Written instruction
Copy out each line that has "name" in it.

— START OF Extracted material —

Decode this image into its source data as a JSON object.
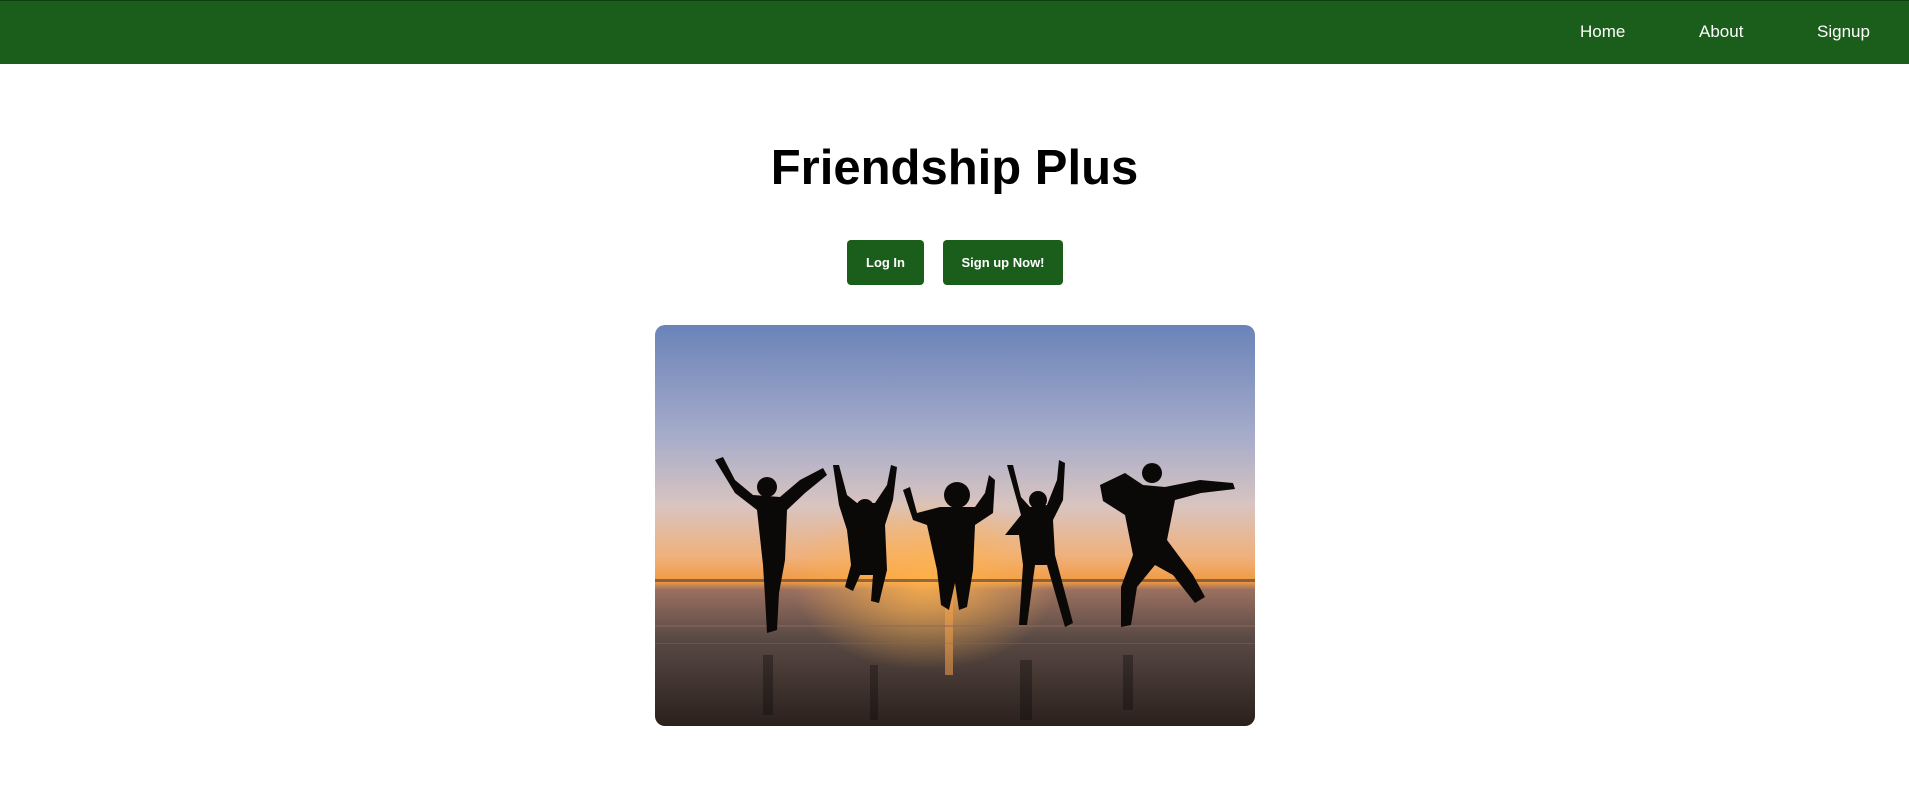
{
  "nav": {
    "items": [
      {
        "label": "Home"
      },
      {
        "label": "About"
      },
      {
        "label": "Signup"
      }
    ]
  },
  "main": {
    "title": "Friendship Plus",
    "login_label": "Log In",
    "signup_label": "Sign up Now!"
  },
  "hero_image": {
    "subject": "silhouettes of five friends jumping on a beach at sunset",
    "colors": {
      "sky_top": "#6a83b8",
      "sky_mid": "#d9c4c0",
      "horizon": "#f09a42",
      "sea": "#5a4a45"
    }
  },
  "colors": {
    "brand": "#1b5e1b",
    "nav_text": "#ffffff",
    "title_text": "#000000"
  }
}
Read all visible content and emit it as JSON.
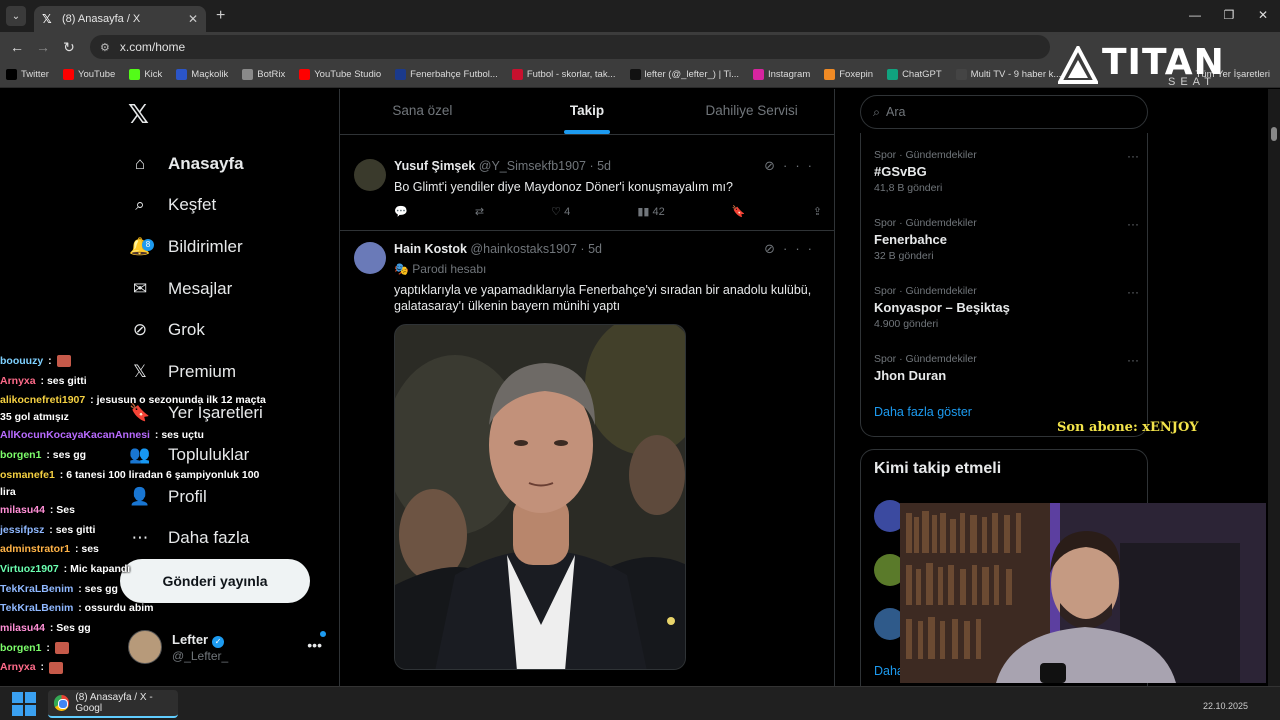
{
  "browser": {
    "tab_title": "(8) Anasayfa / X",
    "url": "x.com/home",
    "bookmarks": [
      {
        "label": "Twitter",
        "icon": "x-icon",
        "color": "#000000"
      },
      {
        "label": "YouTube",
        "icon": "youtube-icon",
        "color": "#ff0000"
      },
      {
        "label": "Kick",
        "icon": "kick-icon",
        "color": "#53fc18"
      },
      {
        "label": "Maçkolik",
        "icon": "mackolik-icon",
        "color": "#2b55c8"
      },
      {
        "label": "BotRix",
        "icon": "botrix-icon",
        "color": "#8a8a8a"
      },
      {
        "label": "YouTube Studio",
        "icon": "youtube-studio-icon",
        "color": "#ff0000"
      },
      {
        "label": "Fenerbahçe Futbol...",
        "icon": "fenerbahce-icon",
        "color": "#1b3a8c"
      },
      {
        "label": "Futbol - skorlar, tak...",
        "icon": "flashscore-icon",
        "color": "#c8102e"
      },
      {
        "label": "lefter (@_lefter_) | Ti...",
        "icon": "tiktok-icon",
        "color": "#111111"
      },
      {
        "label": "Instagram",
        "icon": "instagram-icon",
        "color": "#d6249f"
      },
      {
        "label": "Foxepin",
        "icon": "foxepin-icon",
        "color": "#f08a24"
      },
      {
        "label": "ChatGPT",
        "icon": "chatgpt-icon",
        "color": "#10a37f"
      },
      {
        "label": "Multi TV - 9 haber k...",
        "icon": "multitv-icon",
        "color": "#444444"
      }
    ],
    "bookmarks_right": "Tüm Yer İşaretleri"
  },
  "x_nav": {
    "items": [
      {
        "label": "Anasayfa",
        "icon": "home-icon",
        "active": true
      },
      {
        "label": "Keşfet",
        "icon": "search-icon"
      },
      {
        "label": "Bildirimler",
        "icon": "bell-icon",
        "badge": "8"
      },
      {
        "label": "Mesajlar",
        "icon": "mail-icon"
      },
      {
        "label": "Grok",
        "icon": "grok-icon"
      },
      {
        "label": "Premium",
        "icon": "x-icon"
      },
      {
        "label": "Yer İşaretleri",
        "icon": "bookmark-icon"
      },
      {
        "label": "Topluluklar",
        "icon": "communities-icon"
      },
      {
        "label": "Profil",
        "icon": "profile-icon"
      },
      {
        "label": "Daha fazla",
        "icon": "more-circle-icon"
      }
    ],
    "post_button": "Gönderi yayınla",
    "account": {
      "name": "Lefter",
      "handle": "@_Lefter_"
    }
  },
  "feed": {
    "tabs": [
      {
        "label": "Sana özel",
        "active": false
      },
      {
        "label": "Takip",
        "active": true
      },
      {
        "label": "Dahiliye Servisi",
        "active": false
      }
    ],
    "tweets": [
      {
        "name": "Yusuf Şimşek",
        "handle": "@Y_Simsekfb1907",
        "time": "5d",
        "text": "Bo Glimt'i yendiler diye Maydonoz Döner'i konuşmayalım mı?",
        "likes": "4",
        "views": "42"
      },
      {
        "name": "Hain Kostok",
        "handle": "@hainkostaks1907",
        "time": "5d",
        "parody": "Parodi hesabı",
        "text": "yaptıklarıyla ve yapamadıklarıyla Fenerbahçe'yi sıradan bir anadolu kulübü, galatasaray'ı ülkenin bayern münihi yaptı"
      }
    ]
  },
  "sidebar": {
    "search_placeholder": "Ara",
    "trends": [
      {
        "context": "Spor · Gündemdekiler",
        "title": "#GSvBG",
        "count": "41,8 B gönderi"
      },
      {
        "context": "Spor · Gündemdekiler",
        "title": "Fenerbahce",
        "count": "32 B gönderi"
      },
      {
        "context": "Spor · Gündemdekiler",
        "title": "Konyaspor – Beşiktaş",
        "count": "4.900 gönderi"
      },
      {
        "context": "Spor · Gündemdekiler",
        "title": "Jhon Duran",
        "count": ""
      }
    ],
    "show_more": "Daha fazla göster",
    "who_to_follow_title": "Kimi takip etmeli",
    "who_to_follow_more": "Daha"
  },
  "overlay": {
    "brand": "TITAN",
    "brand_sub": "SEAT",
    "last_subscriber": "Son abone: xENJOY",
    "chat": [
      {
        "user": "boouuzy",
        "msg": "",
        "color": "#7fd1ff",
        "emote": true
      },
      {
        "user": "Arnyxa",
        "msg": "ses gitti",
        "color": "#ff6b8a"
      },
      {
        "user": "alikocnefreti1907",
        "msg": "jesusun o sezonunda ilk 12 maçta 35 gol atmışız",
        "color": "#f5d142",
        "wrap": true
      },
      {
        "user": "AllKocunKocayaKacanAnnesi",
        "msg": "ses uçtu",
        "color": "#b86bff"
      },
      {
        "user": "borgen1",
        "msg": "ses gg",
        "color": "#7dff6b"
      },
      {
        "user": "osmanefe1",
        "msg": "6 tanesi 100 liradan 6 şampiyonluk 100 lira",
        "color": "#f5d142",
        "wrap": true
      },
      {
        "user": "milasu44",
        "msg": "Ses",
        "color": "#ff8fd6"
      },
      {
        "user": "jessifpsz",
        "msg": "ses gitti",
        "color": "#8fb8ff"
      },
      {
        "user": "adminstrator1",
        "msg": "ses",
        "color": "#ffb347"
      },
      {
        "user": "Virtuoz1907",
        "msg": "Mic kapandı",
        "color": "#6bffb0"
      },
      {
        "user": "TekKraLBenim",
        "msg": "ses gg",
        "color": "#8fb8ff"
      },
      {
        "user": "TekKraLBenim",
        "msg": "ossurdu abim",
        "color": "#8fb8ff"
      },
      {
        "user": "milasu44",
        "msg": "Ses gg",
        "color": "#ff8fd6"
      },
      {
        "user": "borgen1",
        "msg": "",
        "color": "#7dff6b",
        "emote": true
      },
      {
        "user": "Arnyxa",
        "msg": "",
        "color": "#ff6b8a",
        "emote": true
      }
    ]
  },
  "taskbar": {
    "app_label": "(8) Anasayfa / X - Googl",
    "clock": "22.10.2025"
  }
}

— END OF Extracted material —

Exercise answer
      "name": "Lefter",
        "name": "Yusuf Şimşek",
        "name": "Hain Kostok",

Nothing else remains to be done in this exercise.